> [TASK DETAILS] Continue the reflection on preregistering a study of missed school and academic outcomes, picking up after its final sentence.

> [SELECTED TEXT]

Abstract

Keywords
I am grateful to have had the opportunity to preregister data with AERA Open, as this gave me an opportunity to replicate a long-established line of research examining the relationship between missing school and academic outcomes but with much greater attention to analytic details. To my knowledge, there are few (if any) studies that have pre-registered hypotheses, variables, and regression models prior to analyzing administrative data provided by school districts. As a researcher who almost exclusively uses secondary data, this was certainly a unique opportunity.
Registering my study prior to conducting analyses forced me to be more intentional in my conversations with the school district providing the data. Knowing that I would be expected to follow through using the empirical models I specified a priori, I thought more deeply about what data I would have access to and what coding, construction of variables, and inclusion of covariates would be most ideal for someone who was unfamiliar with the data (e.g., reviewers). Apart from the logistics involved with preregistration, this is a process that I think is undervalued by many current researchers, especially those with access to immense amounts of data or those who conduct numerous studies using the same data source.

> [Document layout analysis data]
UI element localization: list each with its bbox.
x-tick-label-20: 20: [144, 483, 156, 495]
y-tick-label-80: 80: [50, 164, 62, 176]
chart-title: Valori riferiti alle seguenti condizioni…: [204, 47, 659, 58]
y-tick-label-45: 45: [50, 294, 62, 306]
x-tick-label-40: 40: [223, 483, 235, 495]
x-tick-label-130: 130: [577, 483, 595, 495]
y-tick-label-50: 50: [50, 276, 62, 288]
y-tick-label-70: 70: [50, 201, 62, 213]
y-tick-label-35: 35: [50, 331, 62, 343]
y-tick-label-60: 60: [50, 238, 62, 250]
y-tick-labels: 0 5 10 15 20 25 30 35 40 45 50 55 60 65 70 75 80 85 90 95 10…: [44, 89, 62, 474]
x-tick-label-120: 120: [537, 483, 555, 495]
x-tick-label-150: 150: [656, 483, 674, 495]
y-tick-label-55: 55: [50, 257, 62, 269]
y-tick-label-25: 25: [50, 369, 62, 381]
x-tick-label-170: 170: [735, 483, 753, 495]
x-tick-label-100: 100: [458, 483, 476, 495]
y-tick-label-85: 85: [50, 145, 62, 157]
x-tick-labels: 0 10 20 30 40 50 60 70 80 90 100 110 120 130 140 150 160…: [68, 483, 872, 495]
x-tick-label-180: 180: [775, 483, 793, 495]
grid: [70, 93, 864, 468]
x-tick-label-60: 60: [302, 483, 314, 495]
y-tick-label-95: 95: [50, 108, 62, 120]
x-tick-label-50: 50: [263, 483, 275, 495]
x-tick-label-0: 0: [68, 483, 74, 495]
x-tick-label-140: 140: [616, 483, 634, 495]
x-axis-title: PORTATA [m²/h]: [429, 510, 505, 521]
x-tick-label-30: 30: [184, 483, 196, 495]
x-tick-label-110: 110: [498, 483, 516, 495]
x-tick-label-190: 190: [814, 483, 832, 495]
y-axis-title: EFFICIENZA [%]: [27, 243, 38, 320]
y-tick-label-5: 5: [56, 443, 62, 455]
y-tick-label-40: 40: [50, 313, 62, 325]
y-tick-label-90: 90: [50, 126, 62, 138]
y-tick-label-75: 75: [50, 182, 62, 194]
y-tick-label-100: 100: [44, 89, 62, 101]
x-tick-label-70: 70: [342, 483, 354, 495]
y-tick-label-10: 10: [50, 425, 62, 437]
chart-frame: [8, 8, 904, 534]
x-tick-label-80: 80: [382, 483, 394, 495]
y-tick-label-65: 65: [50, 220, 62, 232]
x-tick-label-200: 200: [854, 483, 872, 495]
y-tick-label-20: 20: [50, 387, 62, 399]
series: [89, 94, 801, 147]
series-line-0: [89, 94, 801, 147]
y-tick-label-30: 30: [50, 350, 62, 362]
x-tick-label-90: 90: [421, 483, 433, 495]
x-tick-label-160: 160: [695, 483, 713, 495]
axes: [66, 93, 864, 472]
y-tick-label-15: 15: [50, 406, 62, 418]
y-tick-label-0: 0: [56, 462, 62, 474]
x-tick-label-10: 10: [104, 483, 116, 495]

> [WRITTEN ANSWER]
This special topic also gave me pause to understand more about the evolving processes of preregistering data, registering a report, and general perspectives in making a priori hypotheses. Regardless of whether these extra steps in the research process become the norm for most researchers, understanding their principles and why these processes came about should give any data analyst pause about the implications that come from using secondary data.
Footnotes
Author
J. JACOB KIRKSEY is a PhD candidate at the University of California, Santa Barbara, and a graduate research fellow with the National Science Foundation. His research is concerned with promoting equitable outcomes in schools by drawing attention to unintended consequences in education policy.